### Source
*-*-*
A pointer to the first gadget in a linked list of gadgets can also be found
in the window structure. A gadget structure totally describes a gadget (a
simple way to get input from the user through the mouse) - its position,
size, type, imagery, etc. The gadget structure is set up by an application
before the structure is submitted to Intuition, so the values within
represent those that the programmer actually put into his code - in other
words, a peek into a program's gadget structure can give some insight into
how a program was written.
Other structures of interest that are not implemented in Version 1.2 of
Structure Browser: Image, Requester, Layer, Interrupt, MemChunk, MsgPort,
Message, Task, VSprite, AnimOb. (Many of these structures, like Task and
Interrupt, are difficult to monitor since the data within are constantly
changing.)
*-*-*
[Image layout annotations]

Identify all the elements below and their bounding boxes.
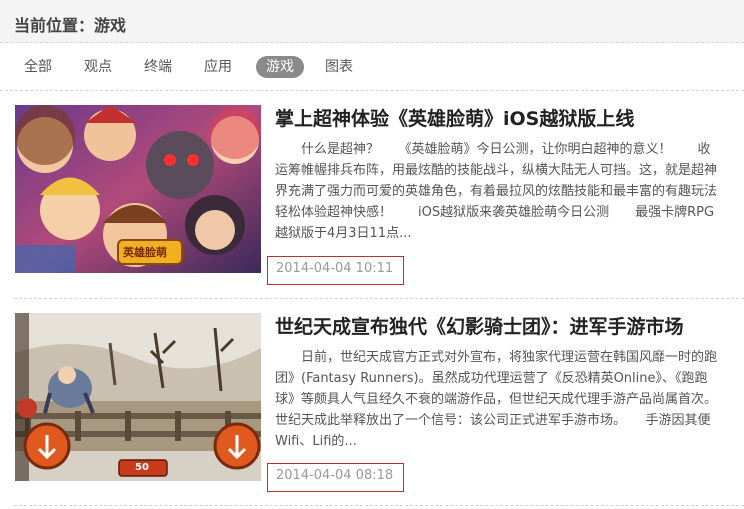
summary-line: 轻松体验超神快感！ iOS越狱版来袭英雄脸萌今日公测 最强卡牌RPG (275, 205, 715, 220)
tab-games[interactable]: 游戏 (256, 56, 304, 78)
summary-line: 界充满了强力而可爱的英雄角色，有着最拉风的炫酷技能和最丰富的有趣玩法 (275, 184, 718, 199)
summary-line: 什么是超神？ 《英雄脸萌》今日公测，让你明白超神的意义！ 收 (275, 142, 711, 157)
game-screenshot-image (15, 313, 261, 481)
article-date: 2014-04-04 08:18 (276, 468, 394, 483)
summary-line: 越狱版于4月3日11点... (275, 226, 412, 241)
tab-charts[interactable]: 图表 (325, 56, 353, 78)
game-logo-text: 英雄脸萌 (123, 246, 167, 259)
summary-line: 球》等颇具人气且经久不衰的端游作品，但世纪天成代理手游产品尚属首次。 (275, 392, 718, 407)
date-highlight-box: 2014-04-04 08:18 (267, 463, 404, 492)
tabs-divider (0, 90, 744, 91)
date-highlight-box: 2014-04-04 10:11 (267, 256, 404, 285)
summary-line: 日前，世纪天成官方正式对外宣布，将独家代理运营在韩国风靡一时的跑 (275, 350, 718, 365)
game-counter-text: 50 (135, 462, 149, 473)
article-divider (14, 298, 744, 299)
article-divider (14, 505, 744, 506)
summary-line: 团》(Fantasy Runners)。虽然成功代理运营了《反恐精英Online… (275, 371, 708, 386)
summary-line: Wifi、Lifi的... (275, 434, 357, 449)
article-summary: 什么是超神？ 《英雄脸萌》今日公测，让你明白超神的意义！ 收 运筹帷幄排兵布阵，… (275, 139, 744, 244)
article-date: 2014-04-04 10:11 (276, 261, 394, 276)
article-thumbnail[interactable]: 英雄脸萌 (15, 105, 261, 273)
tab-apps[interactable]: 应用 (204, 56, 232, 78)
location-header: 当前位置：游戏 (0, 0, 744, 43)
article-title[interactable]: 掌上超神体验《英雄脸萌》iOS越狱版上线 (275, 104, 634, 131)
tab-terminal[interactable]: 终端 (144, 56, 172, 78)
summary-line: 世纪天成此举释放出了一个信号：该公司正式进军手游市场。 手游因其便 (275, 413, 711, 428)
article-title[interactable]: 世纪天成宣布独代《幻影骑士团》：进军手游市场 (275, 312, 684, 339)
article-thumbnail[interactable]: 50 (15, 313, 261, 481)
article-summary: 日前，世纪天成官方正式对外宣布，将独家代理运营在韩国风靡一时的跑 团》(Fant… (275, 347, 744, 452)
breadcrumb: 当前位置：游戏 (14, 16, 127, 35)
tab-opinion[interactable]: 观点 (84, 56, 112, 78)
summary-line: 运筹帷幄排兵布阵，用最炫酷的技能战斗，纵横大陆无人可挡。这，就是超神 (275, 163, 718, 178)
tab-all[interactable]: 全部 (24, 56, 52, 78)
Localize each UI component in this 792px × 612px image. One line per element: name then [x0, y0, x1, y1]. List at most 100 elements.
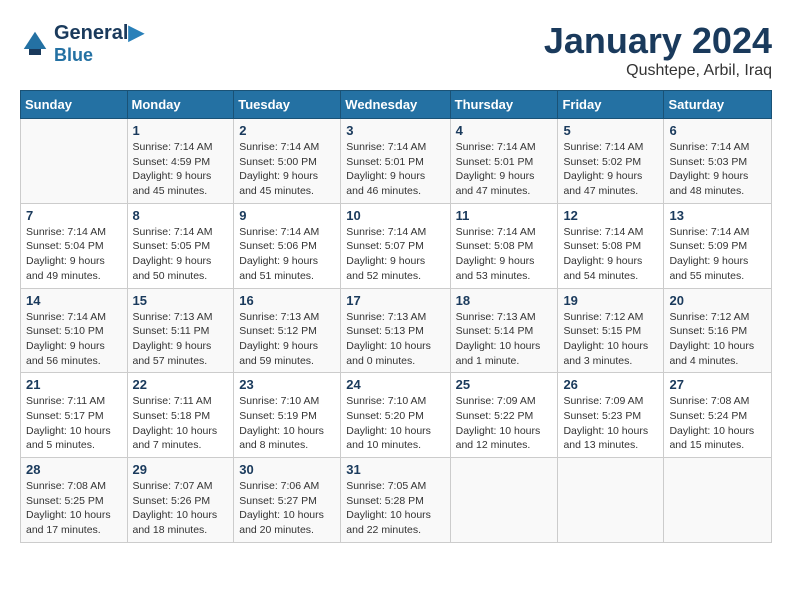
day-number: 29: [133, 462, 229, 477]
day-info: Sunrise: 7:14 AM Sunset: 5:01 PM Dayligh…: [346, 140, 444, 199]
calendar-body: 1 Sunrise: 7:14 AM Sunset: 4:59 PM Daylig…: [21, 119, 772, 543]
day-info: Sunrise: 7:11 AM Sunset: 5:18 PM Dayligh…: [133, 394, 229, 453]
day-number: 7: [26, 208, 122, 223]
calendar-cell: 19Sunrise: 7:12 AM Sunset: 5:15 PM Dayli…: [558, 288, 664, 373]
day-number: 25: [456, 377, 553, 392]
logo: General▶ Blue: [20, 20, 144, 66]
day-info: Sunrise: 7:07 AM Sunset: 5:26 PM Dayligh…: [133, 479, 229, 538]
logo-text: General▶: [54, 20, 144, 45]
day-info: Sunrise: 7:14 AM Sunset: 5:08 PM Dayligh…: [456, 225, 553, 284]
day-info: Sunrise: 7:13 AM Sunset: 5:13 PM Dayligh…: [346, 310, 444, 369]
weekday-header-monday: Monday: [127, 91, 234, 119]
day-number: 6: [669, 123, 766, 138]
calendar-cell: 28 Sunrise: 7:08 AM Sunset: 5:25 PM Dayli…: [21, 458, 128, 543]
day-number: 13: [669, 208, 766, 223]
weekday-header-saturday: Saturday: [664, 91, 772, 119]
day-info: Sunrise: 7:12 AM Sunset: 5:16 PM Dayligh…: [669, 310, 766, 369]
day-info: Sunrise: 7:14 AM Sunset: 5:00 PM Dayligh…: [239, 140, 335, 199]
weekday-header-sunday: Sunday: [21, 91, 128, 119]
day-number: 27: [669, 377, 766, 392]
day-info: Sunrise: 7:14 AM Sunset: 5:02 PM Dayligh…: [563, 140, 658, 199]
day-number: 11: [456, 208, 553, 223]
calendar-cell: 25Sunrise: 7:09 AM Sunset: 5:22 PM Dayli…: [450, 373, 558, 458]
title-block: January 2024 Qushtepe, Arbil, Iraq: [544, 20, 772, 80]
day-info: Sunrise: 7:05 AM Sunset: 5:28 PM Dayligh…: [346, 479, 444, 538]
calendar-cell: 11 Sunrise: 7:14 AM Sunset: 5:08 PM Dayli…: [450, 203, 558, 288]
day-number: 22: [133, 377, 229, 392]
calendar-week-row: 21 Sunrise: 7:11 AM Sunset: 5:17 PM Dayli…: [21, 373, 772, 458]
calendar-cell: 14 Sunrise: 7:14 AM Sunset: 5:10 PM Dayli…: [21, 288, 128, 373]
calendar-cell: 22 Sunrise: 7:11 AM Sunset: 5:18 PM Dayli…: [127, 373, 234, 458]
day-info: Sunrise: 7:10 AM Sunset: 5:19 PM Dayligh…: [239, 394, 335, 453]
day-number: 24: [346, 377, 444, 392]
day-info: Sunrise: 7:14 AM Sunset: 5:04 PM Dayligh…: [26, 225, 122, 284]
calendar-cell: 2 Sunrise: 7:14 AM Sunset: 5:00 PM Daylig…: [234, 119, 341, 204]
calendar-table: SundayMondayTuesdayWednesdayThursdayFrid…: [20, 90, 772, 543]
day-number: 2: [239, 123, 335, 138]
calendar-cell: 15Sunrise: 7:13 AM Sunset: 5:11 PM Dayli…: [127, 288, 234, 373]
calendar-cell: [558, 458, 664, 543]
month-title: January 2024: [544, 20, 772, 62]
day-info: Sunrise: 7:14 AM Sunset: 5:07 PM Dayligh…: [346, 225, 444, 284]
day-number: 14: [26, 293, 122, 308]
day-number: 16: [239, 293, 335, 308]
calendar-cell: 30Sunrise: 7:06 AM Sunset: 5:27 PM Dayli…: [234, 458, 341, 543]
calendar-week-row: 14 Sunrise: 7:14 AM Sunset: 5:10 PM Dayli…: [21, 288, 772, 373]
calendar-week-row: 7 Sunrise: 7:14 AM Sunset: 5:04 PM Daylig…: [21, 203, 772, 288]
calendar-cell: [450, 458, 558, 543]
calendar-header-row: SundayMondayTuesdayWednesdayThursdayFrid…: [21, 91, 772, 119]
day-info: Sunrise: 7:13 AM Sunset: 5:12 PM Dayligh…: [239, 310, 335, 369]
calendar-cell: 29 Sunrise: 7:07 AM Sunset: 5:26 PM Dayli…: [127, 458, 234, 543]
calendar-cell: 20 Sunrise: 7:12 AM Sunset: 5:16 PM Dayli…: [664, 288, 772, 373]
day-info: Sunrise: 7:06 AM Sunset: 5:27 PM Dayligh…: [239, 479, 335, 538]
day-info: Sunrise: 7:14 AM Sunset: 5:08 PM Dayligh…: [563, 225, 658, 284]
day-info: Sunrise: 7:08 AM Sunset: 5:25 PM Dayligh…: [26, 479, 122, 538]
weekday-header-friday: Friday: [558, 91, 664, 119]
calendar-cell: 9Sunrise: 7:14 AM Sunset: 5:06 PM Daylig…: [234, 203, 341, 288]
day-info: Sunrise: 7:14 AM Sunset: 5:01 PM Dayligh…: [456, 140, 553, 199]
day-info: Sunrise: 7:11 AM Sunset: 5:17 PM Dayligh…: [26, 394, 122, 453]
calendar-cell: 27 Sunrise: 7:08 AM Sunset: 5:24 PM Dayli…: [664, 373, 772, 458]
day-info: Sunrise: 7:14 AM Sunset: 5:03 PM Dayligh…: [669, 140, 766, 199]
day-info: Sunrise: 7:10 AM Sunset: 5:20 PM Dayligh…: [346, 394, 444, 453]
calendar-cell: [21, 119, 128, 204]
calendar-cell: [664, 458, 772, 543]
calendar-cell: 6 Sunrise: 7:14 AM Sunset: 5:03 PM Daylig…: [664, 119, 772, 204]
day-info: Sunrise: 7:08 AM Sunset: 5:24 PM Dayligh…: [669, 394, 766, 453]
day-number: 18: [456, 293, 553, 308]
weekday-header-wednesday: Wednesday: [341, 91, 450, 119]
day-info: Sunrise: 7:14 AM Sunset: 5:06 PM Dayligh…: [239, 225, 335, 284]
calendar-cell: 10Sunrise: 7:14 AM Sunset: 5:07 PM Dayli…: [341, 203, 450, 288]
day-number: 12: [563, 208, 658, 223]
day-number: 21: [26, 377, 122, 392]
location: Qushtepe, Arbil, Iraq: [544, 62, 772, 80]
day-number: 20: [669, 293, 766, 308]
day-info: Sunrise: 7:13 AM Sunset: 5:11 PM Dayligh…: [133, 310, 229, 369]
calendar-cell: 16 Sunrise: 7:13 AM Sunset: 5:12 PM Dayli…: [234, 288, 341, 373]
day-number: 23: [239, 377, 335, 392]
calendar-cell: 23 Sunrise: 7:10 AM Sunset: 5:19 PM Dayli…: [234, 373, 341, 458]
day-number: 5: [563, 123, 658, 138]
calendar-cell: 17Sunrise: 7:13 AM Sunset: 5:13 PM Dayli…: [341, 288, 450, 373]
day-info: Sunrise: 7:14 AM Sunset: 5:10 PM Dayligh…: [26, 310, 122, 369]
page-header: General▶ Blue January 2024 Qushtepe, Arb…: [20, 20, 772, 80]
day-info: Sunrise: 7:14 AM Sunset: 5:05 PM Dayligh…: [133, 225, 229, 284]
calendar-cell: 4 Sunrise: 7:14 AM Sunset: 5:01 PM Daylig…: [450, 119, 558, 204]
calendar-cell: 12 Sunrise: 7:14 AM Sunset: 5:08 PM Dayli…: [558, 203, 664, 288]
day-number: 4: [456, 123, 553, 138]
day-number: 1: [133, 123, 229, 138]
calendar-cell: 8Sunrise: 7:14 AM Sunset: 5:05 PM Daylig…: [127, 203, 234, 288]
calendar-cell: 3Sunrise: 7:14 AM Sunset: 5:01 PM Daylig…: [341, 119, 450, 204]
calendar-cell: 18Sunrise: 7:13 AM Sunset: 5:14 PM Dayli…: [450, 288, 558, 373]
calendar-week-row: 28 Sunrise: 7:08 AM Sunset: 5:25 PM Dayli…: [21, 458, 772, 543]
day-number: 31: [346, 462, 444, 477]
logo-subtext: Blue: [54, 45, 144, 66]
day-info: Sunrise: 7:14 AM Sunset: 5:09 PM Dayligh…: [669, 225, 766, 284]
calendar-cell: 7 Sunrise: 7:14 AM Sunset: 5:04 PM Daylig…: [21, 203, 128, 288]
weekday-header-tuesday: Tuesday: [234, 91, 341, 119]
day-number: 28: [26, 462, 122, 477]
day-info: Sunrise: 7:12 AM Sunset: 5:15 PM Dayligh…: [563, 310, 658, 369]
logo-icon: [20, 28, 50, 58]
calendar-cell: 13 Sunrise: 7:14 AM Sunset: 5:09 PM Dayli…: [664, 203, 772, 288]
day-info: Sunrise: 7:14 AM Sunset: 4:59 PM Dayligh…: [133, 140, 229, 199]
*-*-*
### Exercises to complete
a. Check each statement against the Structure Browser text. For each one, answer yes or no and quote the words of the text that decide it.
(i) The gadget structure is set up by Intuition before an application receives it.
(ii) Version 1.2 of Structure Browser does not implement the Requester structure.
(iii) Task and Interrupt are hard to monitor because their data keep changing.
b. Sum up the Structure Browser text in two sentences.

### The results
a.
(i) No: "The gadget structure is set up by an application before the structure is submitted to Intuition"
(ii) Yes: "Other structures of interest that are not implemented in Version 1.2 of Structure Browser: Image, Requester"
(iii) Yes: "Many of these structures, like Task and Interrupt, are difficult to monitor since the data within are constantly changing"

b. The window structure holds a pointer to a linked list of gadgets, and a gadget structure fully describes a gadget's position, size, type and imagery. Because an application sets this structure up before submitting it to Intuition, looking at it can show how a program was written, while Version 1.2 of Structure Browser leaves out other structures such as Image, Requester, Task and Interrupt, some of which are hard to monitor because their data constantly change.